• Exercise prompt: Where a line in the listing below contains the word "金字塔般的山顶", copy that line.

• Listed entries:

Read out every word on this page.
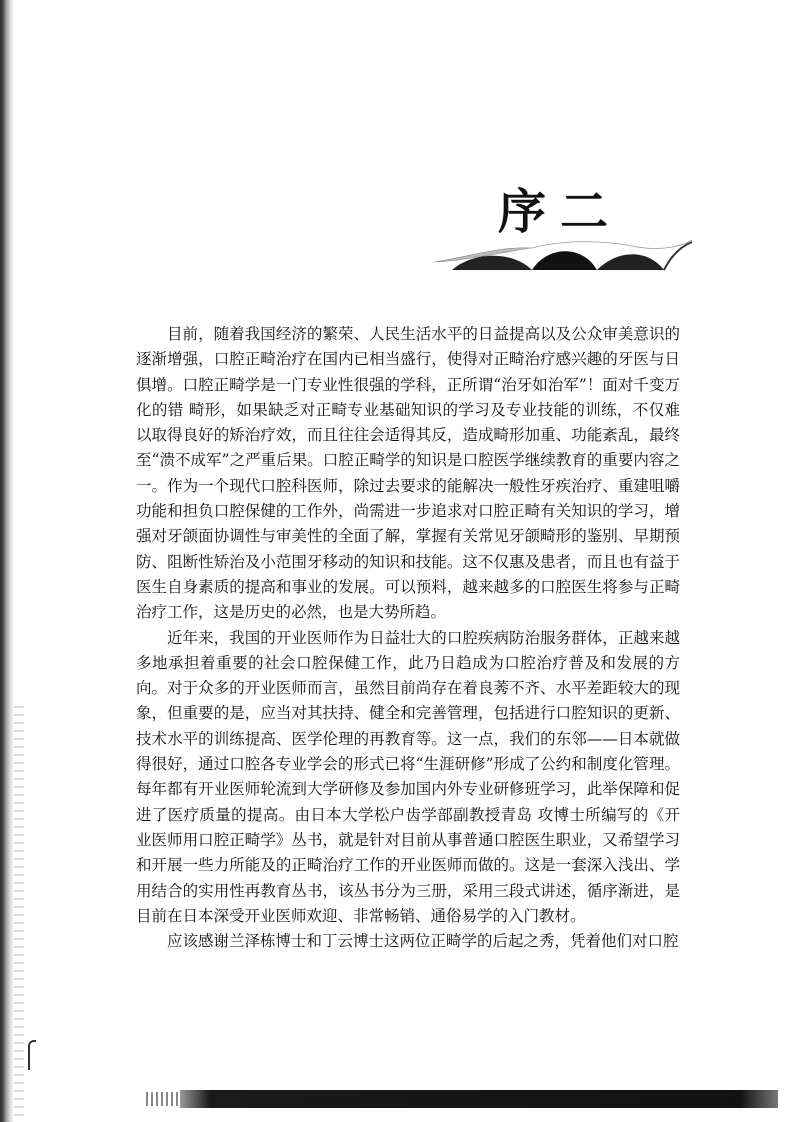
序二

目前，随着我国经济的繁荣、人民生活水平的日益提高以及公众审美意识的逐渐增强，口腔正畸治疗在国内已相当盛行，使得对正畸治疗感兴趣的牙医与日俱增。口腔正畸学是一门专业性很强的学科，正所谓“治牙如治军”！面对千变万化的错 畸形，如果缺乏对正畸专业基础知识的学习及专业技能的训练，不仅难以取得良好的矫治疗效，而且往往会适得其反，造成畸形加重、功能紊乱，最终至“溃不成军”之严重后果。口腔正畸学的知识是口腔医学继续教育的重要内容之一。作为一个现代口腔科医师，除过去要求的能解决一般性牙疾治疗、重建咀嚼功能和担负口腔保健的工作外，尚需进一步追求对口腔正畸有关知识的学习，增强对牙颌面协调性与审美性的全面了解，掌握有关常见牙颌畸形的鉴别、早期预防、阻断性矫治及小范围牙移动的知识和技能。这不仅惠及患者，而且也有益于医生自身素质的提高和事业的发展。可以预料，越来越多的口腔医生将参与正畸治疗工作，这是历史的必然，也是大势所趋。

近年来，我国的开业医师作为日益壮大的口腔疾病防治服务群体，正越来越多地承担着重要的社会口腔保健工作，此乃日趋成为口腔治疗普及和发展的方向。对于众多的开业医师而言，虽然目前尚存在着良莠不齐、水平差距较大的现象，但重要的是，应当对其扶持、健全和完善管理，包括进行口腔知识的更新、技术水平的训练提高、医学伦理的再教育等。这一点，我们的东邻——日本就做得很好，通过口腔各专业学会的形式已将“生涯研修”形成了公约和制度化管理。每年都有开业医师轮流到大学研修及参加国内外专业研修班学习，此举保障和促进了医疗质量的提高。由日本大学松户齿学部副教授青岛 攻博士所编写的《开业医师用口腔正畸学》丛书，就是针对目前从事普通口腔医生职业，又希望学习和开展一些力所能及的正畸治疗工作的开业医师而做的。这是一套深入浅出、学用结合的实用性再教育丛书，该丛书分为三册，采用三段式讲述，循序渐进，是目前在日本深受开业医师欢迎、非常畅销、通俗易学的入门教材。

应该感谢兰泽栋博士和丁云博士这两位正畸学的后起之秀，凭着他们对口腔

---

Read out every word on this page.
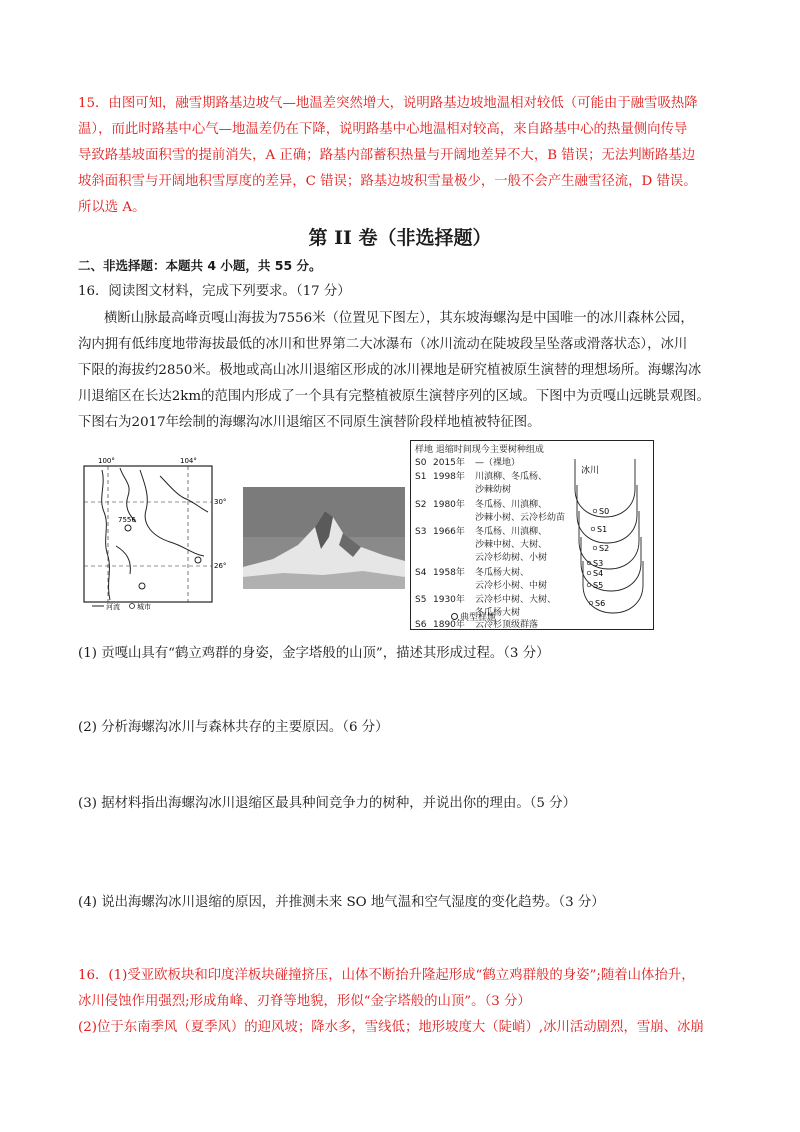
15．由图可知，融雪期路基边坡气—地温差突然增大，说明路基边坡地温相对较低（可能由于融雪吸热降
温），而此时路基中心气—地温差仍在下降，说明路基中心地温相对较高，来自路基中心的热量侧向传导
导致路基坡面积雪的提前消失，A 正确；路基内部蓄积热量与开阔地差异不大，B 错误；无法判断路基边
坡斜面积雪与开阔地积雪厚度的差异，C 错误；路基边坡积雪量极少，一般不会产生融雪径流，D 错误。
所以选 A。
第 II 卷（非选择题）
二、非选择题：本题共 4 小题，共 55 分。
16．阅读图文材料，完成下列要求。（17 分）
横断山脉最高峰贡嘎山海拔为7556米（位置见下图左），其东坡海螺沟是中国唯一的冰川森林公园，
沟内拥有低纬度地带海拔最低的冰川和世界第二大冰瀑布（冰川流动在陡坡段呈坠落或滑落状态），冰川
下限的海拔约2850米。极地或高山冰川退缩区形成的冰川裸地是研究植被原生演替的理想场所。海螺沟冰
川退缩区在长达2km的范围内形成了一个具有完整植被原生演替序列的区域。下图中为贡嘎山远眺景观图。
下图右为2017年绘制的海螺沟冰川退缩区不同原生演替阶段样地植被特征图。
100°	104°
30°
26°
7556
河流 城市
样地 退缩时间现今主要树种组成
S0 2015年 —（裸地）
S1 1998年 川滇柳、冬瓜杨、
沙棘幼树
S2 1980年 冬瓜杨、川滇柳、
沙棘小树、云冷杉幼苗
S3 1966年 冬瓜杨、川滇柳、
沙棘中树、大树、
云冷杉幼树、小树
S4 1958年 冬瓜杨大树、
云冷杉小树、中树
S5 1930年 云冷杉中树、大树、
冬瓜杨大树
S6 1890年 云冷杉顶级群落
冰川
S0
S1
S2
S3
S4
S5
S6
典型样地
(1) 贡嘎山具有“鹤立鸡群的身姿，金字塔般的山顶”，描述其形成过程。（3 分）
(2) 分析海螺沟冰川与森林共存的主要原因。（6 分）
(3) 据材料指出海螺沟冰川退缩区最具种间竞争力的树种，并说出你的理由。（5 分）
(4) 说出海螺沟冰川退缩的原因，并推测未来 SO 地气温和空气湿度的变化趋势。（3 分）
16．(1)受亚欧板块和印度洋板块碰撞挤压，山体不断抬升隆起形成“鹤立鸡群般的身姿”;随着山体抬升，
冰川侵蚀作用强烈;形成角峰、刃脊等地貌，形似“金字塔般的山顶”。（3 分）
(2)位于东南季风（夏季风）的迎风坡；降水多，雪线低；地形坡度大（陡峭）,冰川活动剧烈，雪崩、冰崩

• Completed task:
(1) 贡嘎山具有“鹤立鸡群的身姿，金字塔般的山顶”，描述其形成过程。（3 分）
冰川侵蚀作用强烈;形成角峰、刃脊等地貌，形似“金字塔般的山顶”。（3 分）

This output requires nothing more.